Exercise prompt: Print out each entry below exactly, please.

[Data entries]
[START]
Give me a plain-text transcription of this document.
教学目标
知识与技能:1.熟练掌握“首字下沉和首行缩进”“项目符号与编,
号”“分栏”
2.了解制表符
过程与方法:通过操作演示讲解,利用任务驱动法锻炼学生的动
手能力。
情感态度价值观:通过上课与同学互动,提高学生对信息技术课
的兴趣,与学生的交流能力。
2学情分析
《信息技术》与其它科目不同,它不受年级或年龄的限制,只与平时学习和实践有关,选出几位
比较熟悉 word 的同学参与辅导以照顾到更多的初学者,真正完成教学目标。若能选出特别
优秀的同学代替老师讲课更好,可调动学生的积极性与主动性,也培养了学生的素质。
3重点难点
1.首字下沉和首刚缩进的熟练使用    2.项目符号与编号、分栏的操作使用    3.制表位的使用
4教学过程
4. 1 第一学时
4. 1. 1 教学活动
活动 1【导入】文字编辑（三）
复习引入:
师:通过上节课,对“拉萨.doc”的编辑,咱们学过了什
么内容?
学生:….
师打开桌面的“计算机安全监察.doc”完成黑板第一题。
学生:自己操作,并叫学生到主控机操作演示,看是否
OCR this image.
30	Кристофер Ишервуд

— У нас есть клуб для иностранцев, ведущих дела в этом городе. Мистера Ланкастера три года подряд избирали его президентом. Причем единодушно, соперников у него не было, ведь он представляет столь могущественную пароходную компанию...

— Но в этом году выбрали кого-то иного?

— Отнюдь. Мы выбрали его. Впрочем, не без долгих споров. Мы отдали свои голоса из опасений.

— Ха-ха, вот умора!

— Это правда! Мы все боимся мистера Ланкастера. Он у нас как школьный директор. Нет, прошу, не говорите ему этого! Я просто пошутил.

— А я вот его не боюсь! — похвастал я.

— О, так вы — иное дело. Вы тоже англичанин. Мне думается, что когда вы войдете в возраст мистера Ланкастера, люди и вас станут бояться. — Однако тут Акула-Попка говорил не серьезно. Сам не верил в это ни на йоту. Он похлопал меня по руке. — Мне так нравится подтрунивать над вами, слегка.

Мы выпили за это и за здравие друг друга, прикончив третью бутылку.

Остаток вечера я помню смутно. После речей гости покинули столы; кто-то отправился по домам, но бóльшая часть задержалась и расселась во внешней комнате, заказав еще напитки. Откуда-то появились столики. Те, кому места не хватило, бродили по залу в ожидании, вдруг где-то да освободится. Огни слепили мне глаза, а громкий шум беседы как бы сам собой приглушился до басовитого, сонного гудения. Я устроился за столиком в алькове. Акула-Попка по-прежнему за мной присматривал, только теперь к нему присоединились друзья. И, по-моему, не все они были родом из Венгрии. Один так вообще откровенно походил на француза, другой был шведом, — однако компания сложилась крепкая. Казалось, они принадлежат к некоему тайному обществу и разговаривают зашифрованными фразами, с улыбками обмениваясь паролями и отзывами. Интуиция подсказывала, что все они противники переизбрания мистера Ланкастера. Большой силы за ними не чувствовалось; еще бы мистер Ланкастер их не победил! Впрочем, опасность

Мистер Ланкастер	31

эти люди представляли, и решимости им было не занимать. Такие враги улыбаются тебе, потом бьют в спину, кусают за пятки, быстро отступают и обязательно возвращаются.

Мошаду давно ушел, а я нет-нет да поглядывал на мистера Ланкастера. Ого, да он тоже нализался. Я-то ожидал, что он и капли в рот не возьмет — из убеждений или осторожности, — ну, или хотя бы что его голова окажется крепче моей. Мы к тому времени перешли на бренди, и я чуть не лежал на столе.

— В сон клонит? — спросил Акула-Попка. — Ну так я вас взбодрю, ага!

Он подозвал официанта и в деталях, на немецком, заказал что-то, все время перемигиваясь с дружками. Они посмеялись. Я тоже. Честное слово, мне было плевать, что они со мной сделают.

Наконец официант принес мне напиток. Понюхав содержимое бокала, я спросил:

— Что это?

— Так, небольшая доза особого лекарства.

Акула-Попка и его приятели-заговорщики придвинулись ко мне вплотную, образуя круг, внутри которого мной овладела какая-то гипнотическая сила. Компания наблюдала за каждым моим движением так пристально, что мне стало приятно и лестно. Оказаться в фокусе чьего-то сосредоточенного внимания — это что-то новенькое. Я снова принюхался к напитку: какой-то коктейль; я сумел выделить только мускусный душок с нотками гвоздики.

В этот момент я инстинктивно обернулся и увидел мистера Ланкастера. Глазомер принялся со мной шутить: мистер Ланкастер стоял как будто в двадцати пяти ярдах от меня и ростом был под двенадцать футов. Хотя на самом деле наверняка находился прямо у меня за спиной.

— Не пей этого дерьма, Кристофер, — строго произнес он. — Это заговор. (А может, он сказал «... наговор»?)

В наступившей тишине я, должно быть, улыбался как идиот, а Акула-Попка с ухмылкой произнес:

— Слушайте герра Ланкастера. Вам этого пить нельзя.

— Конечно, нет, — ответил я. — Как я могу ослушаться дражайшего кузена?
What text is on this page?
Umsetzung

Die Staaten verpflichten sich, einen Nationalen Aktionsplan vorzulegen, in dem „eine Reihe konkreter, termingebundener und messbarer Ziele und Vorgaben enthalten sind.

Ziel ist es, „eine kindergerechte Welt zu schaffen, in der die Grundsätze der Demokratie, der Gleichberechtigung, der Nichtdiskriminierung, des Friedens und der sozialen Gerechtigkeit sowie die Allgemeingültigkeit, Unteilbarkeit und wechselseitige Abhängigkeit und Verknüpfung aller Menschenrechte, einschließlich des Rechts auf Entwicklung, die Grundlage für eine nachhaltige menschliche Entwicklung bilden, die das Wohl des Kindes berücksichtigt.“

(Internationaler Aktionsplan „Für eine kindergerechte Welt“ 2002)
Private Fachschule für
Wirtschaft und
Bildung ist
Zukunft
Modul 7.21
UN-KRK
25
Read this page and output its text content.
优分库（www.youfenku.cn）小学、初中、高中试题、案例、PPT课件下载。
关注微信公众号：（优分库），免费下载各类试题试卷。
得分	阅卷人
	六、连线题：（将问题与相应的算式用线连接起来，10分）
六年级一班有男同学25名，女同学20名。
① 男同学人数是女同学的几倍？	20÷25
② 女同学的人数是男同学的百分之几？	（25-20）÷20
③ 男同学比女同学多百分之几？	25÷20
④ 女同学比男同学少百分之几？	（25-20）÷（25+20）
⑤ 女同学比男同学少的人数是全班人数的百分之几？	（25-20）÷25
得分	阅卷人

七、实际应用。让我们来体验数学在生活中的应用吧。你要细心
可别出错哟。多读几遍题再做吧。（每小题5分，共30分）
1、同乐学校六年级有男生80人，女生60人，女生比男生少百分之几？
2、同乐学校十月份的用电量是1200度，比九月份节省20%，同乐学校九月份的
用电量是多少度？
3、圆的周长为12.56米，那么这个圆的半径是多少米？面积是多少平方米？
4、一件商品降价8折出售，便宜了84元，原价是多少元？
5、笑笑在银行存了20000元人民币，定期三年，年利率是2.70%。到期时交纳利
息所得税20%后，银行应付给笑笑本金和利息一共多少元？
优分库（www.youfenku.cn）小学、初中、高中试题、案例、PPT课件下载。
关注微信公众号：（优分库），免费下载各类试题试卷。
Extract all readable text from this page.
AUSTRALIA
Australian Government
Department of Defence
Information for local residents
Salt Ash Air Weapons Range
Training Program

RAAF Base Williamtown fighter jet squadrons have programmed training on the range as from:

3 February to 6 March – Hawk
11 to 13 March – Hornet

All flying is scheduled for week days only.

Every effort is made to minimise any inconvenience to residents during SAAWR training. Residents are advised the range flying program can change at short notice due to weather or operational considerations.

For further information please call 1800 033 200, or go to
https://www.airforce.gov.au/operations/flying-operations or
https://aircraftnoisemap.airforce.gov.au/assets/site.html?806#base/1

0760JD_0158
[END]
Task output:
Give me a plain-text transcription of this document.
教学目标
知识与技能:1.熟练掌握“首字下沉和首行缩进”“项目符号与编,
号”“分栏”
2.了解制表符
过程与方法:通过操作演示讲解,利用任务驱动法锻炼学生的动
手能力。
情感态度价值观:通过上课与同学互动,提高学生对信息技术课
的兴趣,与学生的交流能力。
2学情分析
《信息技术》与其它科目不同,它不受年级或年龄的限制,只与平时学习和实践有关,选出几位
比较熟悉 word 的同学参与辅导以照顾到更多的初学者,真正完成教学目标。若能选出特别
优秀的同学代替老师讲课更好,可调动学生的积极性与主动性,也培养了学生的素质。
3重点难点
1.首字下沉和首刚缩进的熟练使用    2.项目符号与编号、分栏的操作使用    3.制表位的使用
4教学过程
4. 1 第一学时
4. 1. 1 教学活动
活动 1【导入】文字编辑（三）
复习引入:
师:通过上节课,对“拉萨.doc”的编辑,咱们学过了什
么内容?
学生:….
师打开桌面的“计算机安全监察.doc”完成黑板第一题。
学生:自己操作,并叫学生到主控机操作演示,看是否
OCR this image.
30	Кристофер Ишервуд

— У нас есть клуб для иностранцев, ведущих дела в этом городе. Мистера Ланкастера три года подряд избирали его президентом. Причем единодушно, соперников у него не было, ведь он представляет столь могущественную пароходную компанию...

— Но в этом году выбрали кого-то иного?

— Отнюдь. Мы выбрали его. Впрочем, не без долгих споров. Мы отдали свои голоса из опасений.

— Ха-ха, вот умора!

— Это правда! Мы все боимся мистера Ланкастера. Он у нас как школьный директор. Нет, прошу, не говорите ему этого! Я просто пошутил.

— А я вот его не боюсь! — похвастал я.

— О, так вы — иное дело. Вы тоже англичанин. Мне думается, что когда вы войдете в возраст мистера Ланкастера, люди и вас станут бояться. — Однако тут Акула-Попка говорил не серьезно. Сам не верил в это ни на йоту. Он похлопал меня по руке. — Мне так нравится подтрунивать над вами, слегка.

Мы выпили за это и за здравие друг друга, прикончив третью бутылку.

Остаток вечера я помню смутно. После речей гости покинули столы; кто-то отправился по домам, но бóльшая часть задержалась и расселась во внешней комнате, заказав еще напитки. Откуда-то появились столики. Те, кому места не хватило, бродили по залу в ожидании, вдруг где-то да освободится. Огни слепили мне глаза, а громкий шум беседы как бы сам собой приглушился до басовитого, сонного гудения. Я устроился за столиком в алькове. Акула-Попка по-прежнему за мной присматривал, только теперь к нему присоединились друзья. И, по-моему, не все они были родом из Венгрии. Один так вообще откровенно походил на француза, другой был шведом, — однако компания сложилась крепкая. Казалось, они принадлежат к некоему тайному обществу и разговаривают зашифрованными фразами, с улыбками обмениваясь паролями и отзывами. Интуиция подсказывала, что все они противники переизбрания мистера Ланкастера. Большой силы за ними не чувствовалось; еще бы мистер Ланкастер их не победил! Впрочем, опасность

Мистер Ланкастер	31

эти люди представляли, и решимости им было не занимать. Такие враги улыбаются тебе, потом бьют в спину, кусают за пятки, быстро отступают и обязательно возвращаются.

Мошаду давно ушел, а я нет-нет да поглядывал на мистера Ланкастера. Ого, да он тоже нализался. Я-то ожидал, что он и капли в рот не возьмет — из убеждений или осторожности, — ну, или хотя бы что его голова окажется крепче моей. Мы к тому времени перешли на бренди, и я чуть не лежал на столе.

— В сон клонит? — спросил Акула-Попка. — Ну так я вас взбодрю, ага!

Он подозвал официанта и в деталях, на немецком, заказал что-то, все время перемигиваясь с дружками. Они посмеялись. Я тоже. Честное слово, мне было плевать, что они со мной сделают.

Наконец официант принес мне напиток. Понюхав содержимое бокала, я спросил:

— Что это?

— Так, небольшая доза особого лекарства.

Акула-Попка и его приятели-заговорщики придвинулись ко мне вплотную, образуя круг, внутри которого мной овладела какая-то гипнотическая сила. Компания наблюдала за каждым моим движением так пристально, что мне стало приятно и лестно. Оказаться в фокусе чьего-то сосредоточенного внимания — это что-то новенькое. Я снова принюхался к напитку: какой-то коктейль; я сумел выделить только мускусный душок с нотками гвоздики.

В этот момент я инстинктивно обернулся и увидел мистера Ланкастера. Глазомер принялся со мной шутить: мистер Ланкастер стоял как будто в двадцати пяти ярдах от меня и ростом был под двенадцать футов. Хотя на самом деле наверняка находился прямо у меня за спиной.

— Не пей этого дерьма, Кристофер, — строго произнес он. — Это заговор. (А может, он сказал «... наговор»?)

В наступившей тишине я, должно быть, улыбался как идиот, а Акула-Попка с ухмылкой произнес:

— Слушайте герра Ланкастера. Вам этого пить нельзя.

— Конечно, нет, — ответил я. — Как я могу ослушаться дражайшего кузена?
What text is on this page?
Umsetzung

Die Staaten verpflichten sich, einen Nationalen Aktionsplan vorzulegen, in dem „eine Reihe konkreter, termingebundener und messbarer Ziele und Vorgaben enthalten sind.

Ziel ist es, „eine kindergerechte Welt zu schaffen, in der die Grundsätze der Demokratie, der Gleichberechtigung, der Nichtdiskriminierung, des Friedens und der sozialen Gerechtigkeit sowie die Allgemeingültigkeit, Unteilbarkeit und wechselseitige Abhängigkeit und Verknüpfung aller Menschenrechte, einschließlich des Rechts auf Entwicklung, die Grundlage für eine nachhaltige menschliche Entwicklung bilden, die das Wohl des Kindes berücksichtigt.“

(Internationaler Aktionsplan „Für eine kindergerechte Welt“ 2002)
Private Fachschule für
Wirtschaft und
Bildung ist
Zukunft
Modul 7.21
UN-KRK
25
Read this page and output its text content.
优分库（www.youfenku.cn）小学、初中、高中试题、案例、PPT课件下载。
关注微信公众号：（优分库），免费下载各类试题试卷。
得分	阅卷人
	六、连线题：（将问题与相应的算式用线连接起来，10分）
六年级一班有男同学25名，女同学20名。
① 男同学人数是女同学的几倍？	20÷25
② 女同学的人数是男同学的百分之几？	（25-20）÷20
③ 男同学比女同学多百分之几？	25÷20
④ 女同学比男同学少百分之几？	（25-20）÷（25+20）
⑤ 女同学比男同学少的人数是全班人数的百分之几？	（25-20）÷25
得分	阅卷人

七、实际应用。让我们来体验数学在生活中的应用吧。你要细心
可别出错哟。多读几遍题再做吧。（每小题5分，共30分）
1、同乐学校六年级有男生80人，女生60人，女生比男生少百分之几？
2、同乐学校十月份的用电量是1200度，比九月份节省20%，同乐学校九月份的
用电量是多少度？
3、圆的周长为12.56米，那么这个圆的半径是多少米？面积是多少平方米？
4、一件商品降价8折出售，便宜了84元，原价是多少元？
5、笑笑在银行存了20000元人民币，定期三年，年利率是2.70%。到期时交纳利
息所得税20%后，银行应付给笑笑本金和利息一共多少元？
优分库（www.youfenku.cn）小学、初中、高中试题、案例、PPT课件下载。
关注微信公众号：（优分库），免费下载各类试题试卷。
Extract all readable text from this page.
AUSTRALIA
Australian Government
Department of Defence
Information for local residents
Salt Ash Air Weapons Range
Training Program

RAAF Base Williamtown fighter jet squadrons have programmed training on the range as from:

3 February to 6 March – Hawk
11 to 13 March – Hornet

All flying is scheduled for week days only.

Every effort is made to minimise any inconvenience to residents during SAAWR training. Residents are advised the range flying program can change at short notice due to weather or operational considerations.

For further information please call 1800 033 200, or go to
https://www.airforce.gov.au/operations/flying-operations or
https://aircraftnoisemap.airforce.gov.au/assets/site.html?806#base/1

0760JD_0158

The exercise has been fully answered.